What you will do. Will you print the entries below word for word, starting with the first line and going on through the line with "legend-item-1: 1 - SNAP-RING", both ends included?

(Entries from a dataset)
****

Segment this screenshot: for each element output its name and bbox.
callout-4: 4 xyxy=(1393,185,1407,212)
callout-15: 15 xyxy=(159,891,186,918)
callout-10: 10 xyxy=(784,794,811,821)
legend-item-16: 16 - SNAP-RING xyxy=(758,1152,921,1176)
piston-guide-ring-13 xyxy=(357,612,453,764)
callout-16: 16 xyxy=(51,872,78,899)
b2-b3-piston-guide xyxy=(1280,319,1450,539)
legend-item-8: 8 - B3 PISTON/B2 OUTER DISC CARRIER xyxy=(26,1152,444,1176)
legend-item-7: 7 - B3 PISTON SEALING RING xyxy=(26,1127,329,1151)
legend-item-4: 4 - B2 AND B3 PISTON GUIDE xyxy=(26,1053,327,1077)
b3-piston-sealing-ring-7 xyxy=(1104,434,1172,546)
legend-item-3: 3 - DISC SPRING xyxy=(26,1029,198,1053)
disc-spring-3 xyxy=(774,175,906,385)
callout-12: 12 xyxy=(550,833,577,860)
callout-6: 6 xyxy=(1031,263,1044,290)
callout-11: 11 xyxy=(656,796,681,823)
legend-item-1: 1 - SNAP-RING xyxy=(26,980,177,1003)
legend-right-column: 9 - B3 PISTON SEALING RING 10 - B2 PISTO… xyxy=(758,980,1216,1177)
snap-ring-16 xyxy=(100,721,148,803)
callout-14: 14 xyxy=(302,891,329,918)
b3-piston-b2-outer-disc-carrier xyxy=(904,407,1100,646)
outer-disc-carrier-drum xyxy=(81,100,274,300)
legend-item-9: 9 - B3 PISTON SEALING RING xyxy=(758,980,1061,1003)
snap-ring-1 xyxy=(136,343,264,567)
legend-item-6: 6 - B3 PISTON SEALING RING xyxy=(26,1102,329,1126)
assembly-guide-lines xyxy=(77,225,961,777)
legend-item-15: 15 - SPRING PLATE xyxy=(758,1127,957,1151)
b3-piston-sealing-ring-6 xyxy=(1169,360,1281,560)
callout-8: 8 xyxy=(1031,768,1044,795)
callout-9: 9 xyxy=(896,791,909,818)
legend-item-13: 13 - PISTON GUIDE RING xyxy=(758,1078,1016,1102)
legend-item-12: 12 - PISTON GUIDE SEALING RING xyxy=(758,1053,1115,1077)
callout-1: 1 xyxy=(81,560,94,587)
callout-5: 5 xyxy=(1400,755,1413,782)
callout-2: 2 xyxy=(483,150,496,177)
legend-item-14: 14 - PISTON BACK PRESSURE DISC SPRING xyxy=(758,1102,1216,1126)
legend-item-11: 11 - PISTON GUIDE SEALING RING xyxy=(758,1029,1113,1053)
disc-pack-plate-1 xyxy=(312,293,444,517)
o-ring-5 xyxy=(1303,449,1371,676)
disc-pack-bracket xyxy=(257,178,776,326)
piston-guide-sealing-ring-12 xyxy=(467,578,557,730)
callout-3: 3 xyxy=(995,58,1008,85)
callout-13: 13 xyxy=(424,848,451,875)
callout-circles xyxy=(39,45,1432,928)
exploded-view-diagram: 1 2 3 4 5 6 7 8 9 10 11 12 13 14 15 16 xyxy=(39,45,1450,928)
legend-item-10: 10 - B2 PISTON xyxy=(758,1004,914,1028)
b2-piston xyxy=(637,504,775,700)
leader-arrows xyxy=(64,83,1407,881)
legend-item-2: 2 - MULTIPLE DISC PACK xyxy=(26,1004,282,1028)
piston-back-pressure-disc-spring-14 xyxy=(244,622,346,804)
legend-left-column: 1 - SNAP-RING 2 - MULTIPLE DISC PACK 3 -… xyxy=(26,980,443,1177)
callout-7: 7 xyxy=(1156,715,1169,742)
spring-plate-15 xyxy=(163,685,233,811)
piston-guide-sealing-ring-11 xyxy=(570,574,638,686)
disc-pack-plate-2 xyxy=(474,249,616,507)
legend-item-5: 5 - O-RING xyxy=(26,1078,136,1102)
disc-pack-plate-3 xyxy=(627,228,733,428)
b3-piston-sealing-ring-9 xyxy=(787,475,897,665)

****

Task result.
Segment this screenshot: for each element output its name and bbox.
callout-4: 4 xyxy=(1393,185,1407,212)
callout-15: 15 xyxy=(159,891,186,918)
callout-10: 10 xyxy=(784,794,811,821)
legend-item-16: 16 - SNAP-RING xyxy=(758,1152,921,1176)
piston-guide-ring-13 xyxy=(357,612,453,764)
callout-16: 16 xyxy=(51,872,78,899)
b2-b3-piston-guide xyxy=(1280,319,1450,539)
legend-item-8: 8 - B3 PISTON/B2 OUTER DISC CARRIER xyxy=(26,1152,444,1176)
legend-item-7: 7 - B3 PISTON SEALING RING xyxy=(26,1127,329,1151)
legend-item-4: 4 - B2 AND B3 PISTON GUIDE xyxy=(26,1053,327,1077)
b3-piston-sealing-ring-7 xyxy=(1104,434,1172,546)
legend-item-3: 3 - DISC SPRING xyxy=(26,1029,198,1053)
disc-spring-3 xyxy=(774,175,906,385)
callout-12: 12 xyxy=(550,833,577,860)
callout-6: 6 xyxy=(1031,263,1044,290)
callout-11: 11 xyxy=(656,796,681,823)
legend-item-1: 1 - SNAP-RING xyxy=(26,980,177,1003)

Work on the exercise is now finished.